- _What is being asked_
Give the count of lines in the data that include the string "page", with no added remarks.

- _Listed entries_
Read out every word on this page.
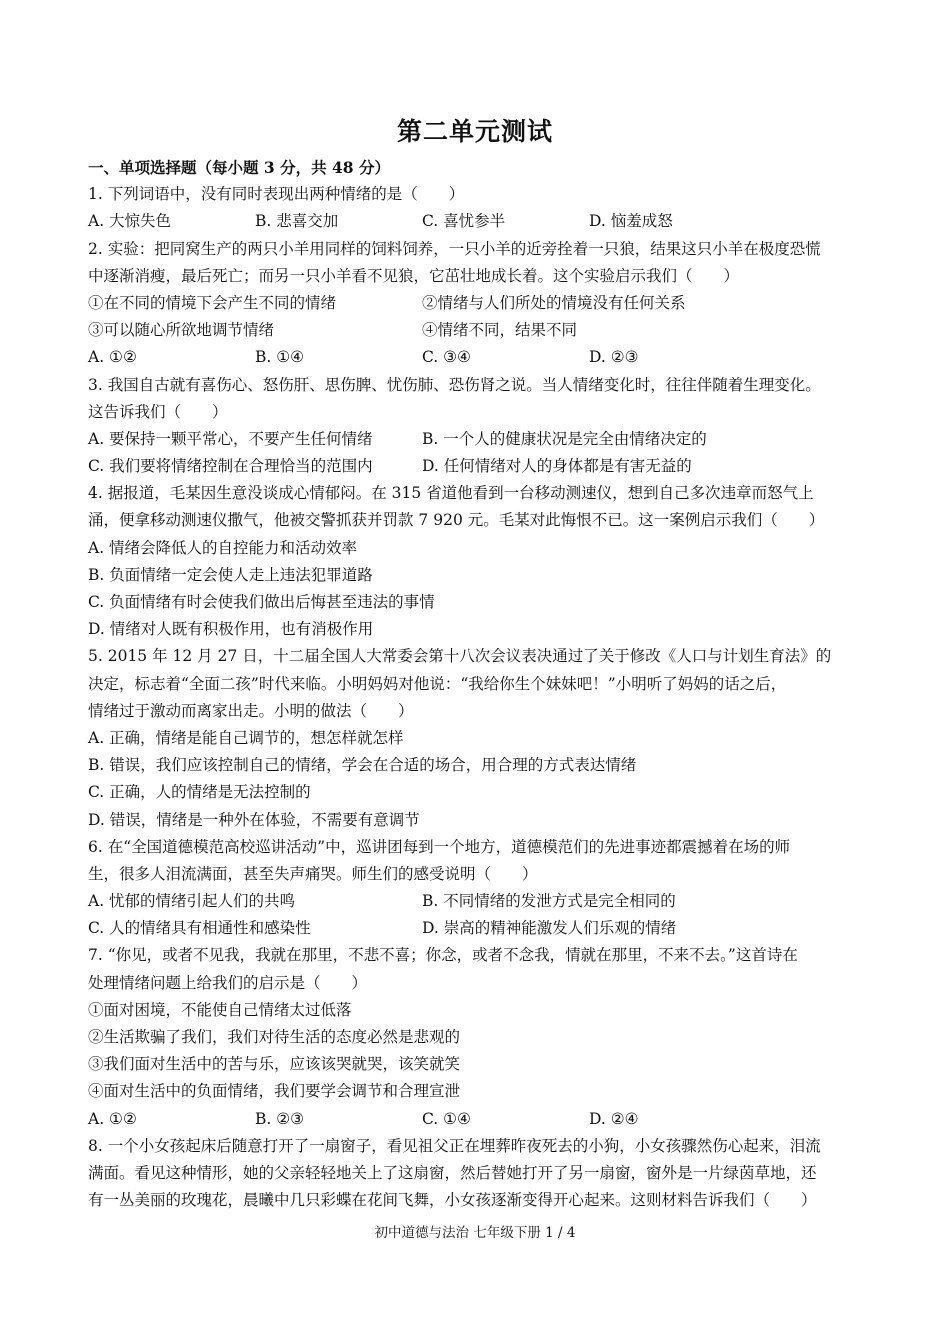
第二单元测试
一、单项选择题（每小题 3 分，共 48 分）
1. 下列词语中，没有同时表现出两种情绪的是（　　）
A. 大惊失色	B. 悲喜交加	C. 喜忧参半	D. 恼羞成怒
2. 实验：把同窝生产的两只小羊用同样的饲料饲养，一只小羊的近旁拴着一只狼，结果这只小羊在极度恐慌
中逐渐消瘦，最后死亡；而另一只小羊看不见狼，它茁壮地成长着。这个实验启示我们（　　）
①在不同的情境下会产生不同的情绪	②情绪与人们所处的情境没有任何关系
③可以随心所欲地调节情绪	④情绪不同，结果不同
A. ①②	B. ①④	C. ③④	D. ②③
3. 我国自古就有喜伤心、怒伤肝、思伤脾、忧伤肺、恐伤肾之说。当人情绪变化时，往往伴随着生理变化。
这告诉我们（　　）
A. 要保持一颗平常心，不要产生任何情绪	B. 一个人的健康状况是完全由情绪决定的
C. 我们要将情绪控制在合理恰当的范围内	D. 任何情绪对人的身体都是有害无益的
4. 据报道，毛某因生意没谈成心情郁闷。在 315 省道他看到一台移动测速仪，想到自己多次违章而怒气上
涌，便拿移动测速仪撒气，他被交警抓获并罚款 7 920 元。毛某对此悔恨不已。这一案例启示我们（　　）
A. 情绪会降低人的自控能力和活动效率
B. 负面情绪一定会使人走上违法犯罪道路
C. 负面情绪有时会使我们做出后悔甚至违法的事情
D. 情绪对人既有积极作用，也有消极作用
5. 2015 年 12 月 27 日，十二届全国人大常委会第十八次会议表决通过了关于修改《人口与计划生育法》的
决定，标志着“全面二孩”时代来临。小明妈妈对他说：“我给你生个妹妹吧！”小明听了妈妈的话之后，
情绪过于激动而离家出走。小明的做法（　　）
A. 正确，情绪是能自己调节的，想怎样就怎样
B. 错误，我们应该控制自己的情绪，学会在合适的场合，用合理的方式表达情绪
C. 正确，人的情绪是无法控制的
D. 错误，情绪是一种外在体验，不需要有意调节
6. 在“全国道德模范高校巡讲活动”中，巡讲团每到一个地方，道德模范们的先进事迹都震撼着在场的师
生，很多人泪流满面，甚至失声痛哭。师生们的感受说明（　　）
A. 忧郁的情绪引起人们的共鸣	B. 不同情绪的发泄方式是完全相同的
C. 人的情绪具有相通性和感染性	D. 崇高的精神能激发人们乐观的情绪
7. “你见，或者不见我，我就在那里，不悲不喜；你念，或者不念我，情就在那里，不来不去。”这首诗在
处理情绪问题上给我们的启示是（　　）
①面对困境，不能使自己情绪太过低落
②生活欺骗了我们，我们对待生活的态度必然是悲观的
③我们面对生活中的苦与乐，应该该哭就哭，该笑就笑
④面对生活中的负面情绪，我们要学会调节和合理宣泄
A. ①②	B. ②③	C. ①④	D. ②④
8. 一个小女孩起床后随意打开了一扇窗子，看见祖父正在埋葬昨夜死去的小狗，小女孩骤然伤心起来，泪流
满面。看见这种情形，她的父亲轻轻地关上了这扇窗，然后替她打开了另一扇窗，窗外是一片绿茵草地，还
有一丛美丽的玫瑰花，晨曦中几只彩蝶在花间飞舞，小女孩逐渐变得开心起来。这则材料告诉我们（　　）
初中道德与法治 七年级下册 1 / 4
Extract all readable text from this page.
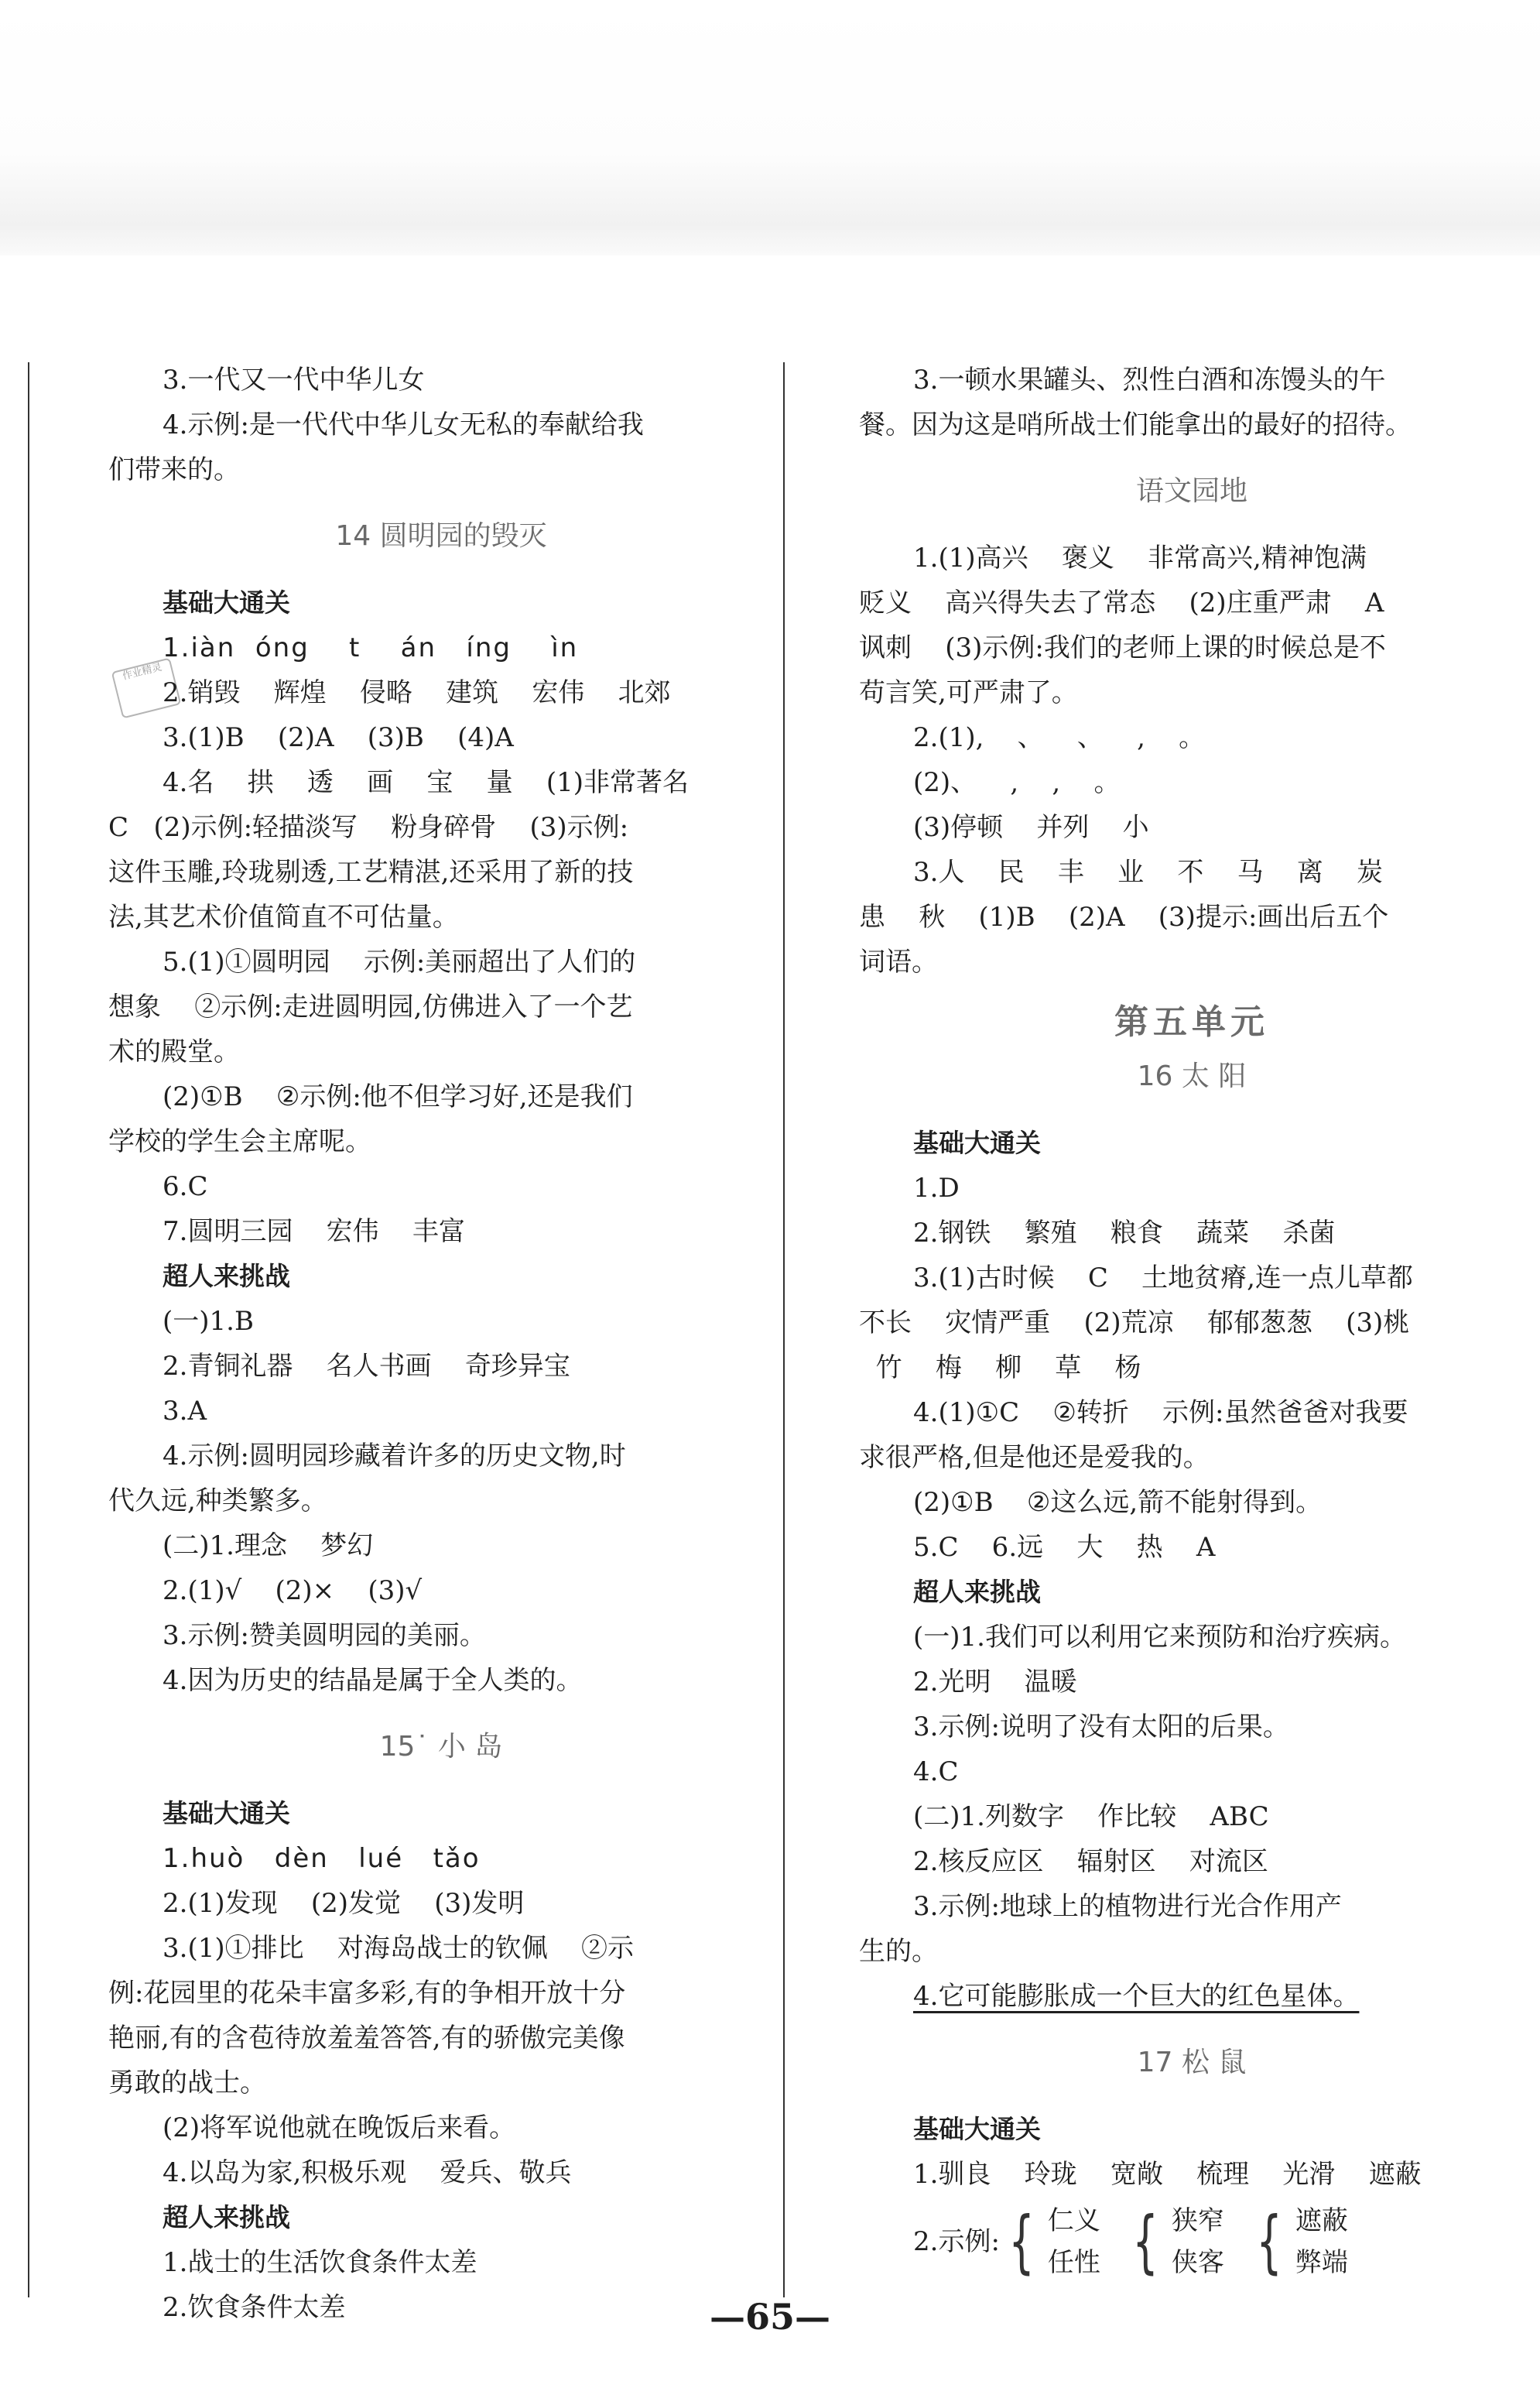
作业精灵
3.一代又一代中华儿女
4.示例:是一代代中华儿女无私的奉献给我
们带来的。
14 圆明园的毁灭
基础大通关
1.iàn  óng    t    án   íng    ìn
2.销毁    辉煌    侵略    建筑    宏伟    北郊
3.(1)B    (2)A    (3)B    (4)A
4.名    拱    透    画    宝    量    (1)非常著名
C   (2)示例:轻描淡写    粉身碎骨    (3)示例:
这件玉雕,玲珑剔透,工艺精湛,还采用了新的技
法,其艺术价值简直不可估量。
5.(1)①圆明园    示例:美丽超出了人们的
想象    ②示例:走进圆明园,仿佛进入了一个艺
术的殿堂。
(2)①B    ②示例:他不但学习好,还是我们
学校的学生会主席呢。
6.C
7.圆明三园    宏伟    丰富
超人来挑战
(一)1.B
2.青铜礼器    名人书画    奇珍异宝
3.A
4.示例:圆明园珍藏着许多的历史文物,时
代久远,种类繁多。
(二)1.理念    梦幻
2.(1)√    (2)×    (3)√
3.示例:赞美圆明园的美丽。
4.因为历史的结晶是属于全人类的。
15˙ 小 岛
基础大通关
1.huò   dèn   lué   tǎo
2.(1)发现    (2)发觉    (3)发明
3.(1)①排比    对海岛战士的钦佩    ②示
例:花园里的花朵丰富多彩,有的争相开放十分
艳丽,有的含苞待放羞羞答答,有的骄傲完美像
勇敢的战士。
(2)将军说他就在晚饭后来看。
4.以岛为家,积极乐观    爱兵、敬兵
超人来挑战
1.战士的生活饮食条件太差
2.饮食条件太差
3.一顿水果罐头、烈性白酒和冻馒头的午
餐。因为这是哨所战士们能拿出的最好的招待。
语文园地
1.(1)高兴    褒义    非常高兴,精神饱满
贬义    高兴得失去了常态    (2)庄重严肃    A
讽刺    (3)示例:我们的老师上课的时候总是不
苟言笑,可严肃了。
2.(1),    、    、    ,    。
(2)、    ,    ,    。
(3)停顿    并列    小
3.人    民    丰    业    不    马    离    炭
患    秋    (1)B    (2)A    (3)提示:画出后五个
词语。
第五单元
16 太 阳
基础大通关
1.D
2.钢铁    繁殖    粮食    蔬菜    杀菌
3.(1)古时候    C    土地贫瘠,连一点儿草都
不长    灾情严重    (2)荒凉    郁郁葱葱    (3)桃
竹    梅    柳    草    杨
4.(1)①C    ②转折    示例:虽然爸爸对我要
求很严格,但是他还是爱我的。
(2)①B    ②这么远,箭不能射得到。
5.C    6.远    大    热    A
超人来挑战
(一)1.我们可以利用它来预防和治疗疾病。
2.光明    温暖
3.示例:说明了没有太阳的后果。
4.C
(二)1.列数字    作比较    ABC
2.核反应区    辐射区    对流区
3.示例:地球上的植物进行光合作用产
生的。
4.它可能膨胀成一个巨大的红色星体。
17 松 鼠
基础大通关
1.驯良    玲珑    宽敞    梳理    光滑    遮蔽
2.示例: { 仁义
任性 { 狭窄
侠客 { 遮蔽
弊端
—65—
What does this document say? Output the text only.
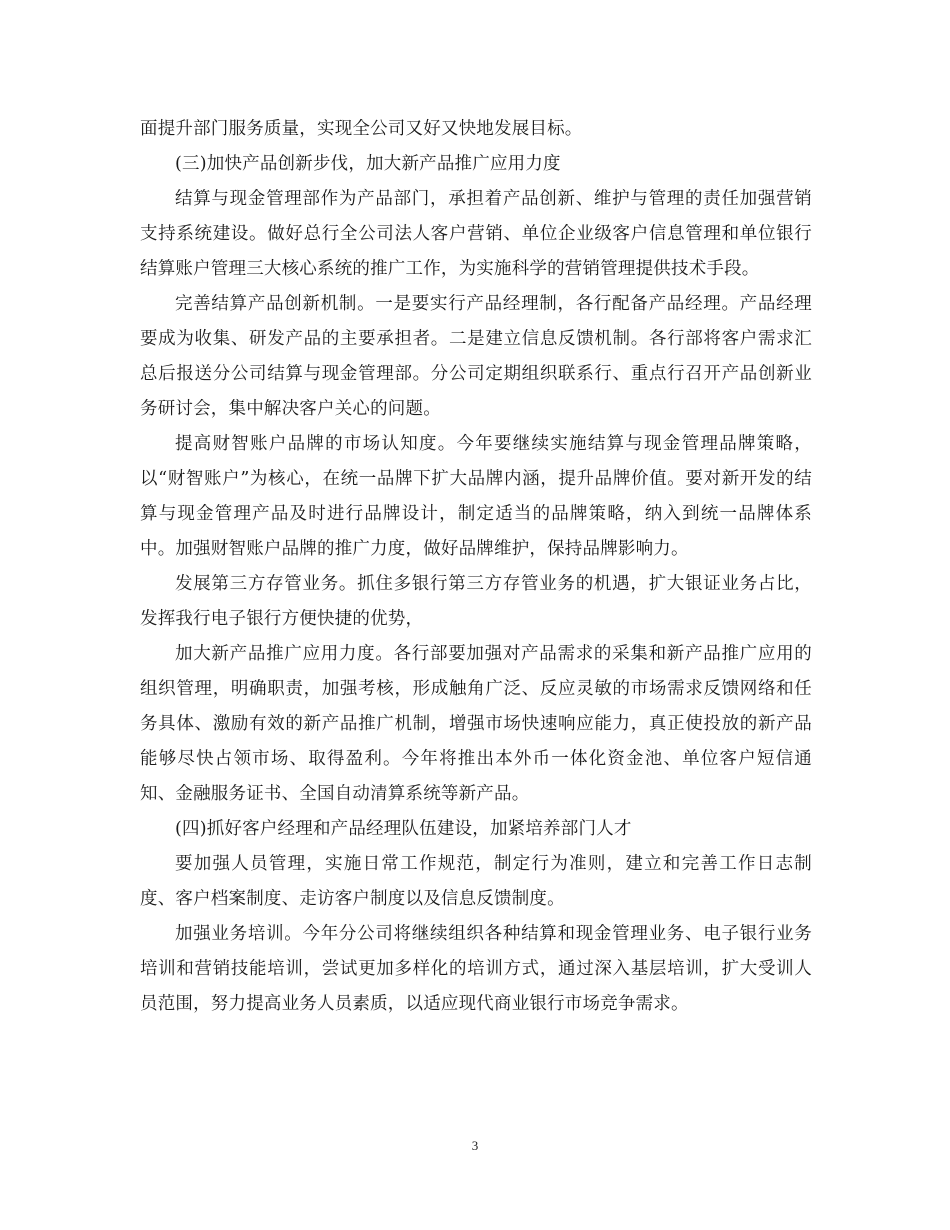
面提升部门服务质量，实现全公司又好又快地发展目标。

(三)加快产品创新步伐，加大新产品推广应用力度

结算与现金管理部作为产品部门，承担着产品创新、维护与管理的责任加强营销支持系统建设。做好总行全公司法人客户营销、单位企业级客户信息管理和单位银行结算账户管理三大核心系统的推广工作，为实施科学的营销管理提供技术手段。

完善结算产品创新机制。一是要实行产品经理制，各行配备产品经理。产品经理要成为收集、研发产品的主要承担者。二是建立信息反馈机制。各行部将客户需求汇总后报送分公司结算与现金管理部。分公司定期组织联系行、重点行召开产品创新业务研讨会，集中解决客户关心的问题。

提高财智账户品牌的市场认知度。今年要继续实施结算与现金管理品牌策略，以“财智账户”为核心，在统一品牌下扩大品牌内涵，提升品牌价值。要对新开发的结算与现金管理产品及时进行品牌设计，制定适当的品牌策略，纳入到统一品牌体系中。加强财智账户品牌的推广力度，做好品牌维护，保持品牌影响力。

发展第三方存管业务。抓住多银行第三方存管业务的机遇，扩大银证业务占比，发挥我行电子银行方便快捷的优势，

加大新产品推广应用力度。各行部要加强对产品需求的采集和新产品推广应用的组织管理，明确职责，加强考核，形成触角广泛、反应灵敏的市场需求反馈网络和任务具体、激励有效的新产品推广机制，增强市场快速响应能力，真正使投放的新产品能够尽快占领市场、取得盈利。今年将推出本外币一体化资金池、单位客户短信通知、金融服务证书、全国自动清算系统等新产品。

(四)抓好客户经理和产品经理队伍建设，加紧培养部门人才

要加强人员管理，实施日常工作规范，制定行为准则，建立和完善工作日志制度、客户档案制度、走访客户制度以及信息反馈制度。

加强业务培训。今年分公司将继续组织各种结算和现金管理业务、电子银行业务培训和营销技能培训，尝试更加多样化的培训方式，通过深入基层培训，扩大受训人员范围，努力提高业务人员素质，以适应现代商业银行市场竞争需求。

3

- _Result of the exercise_
2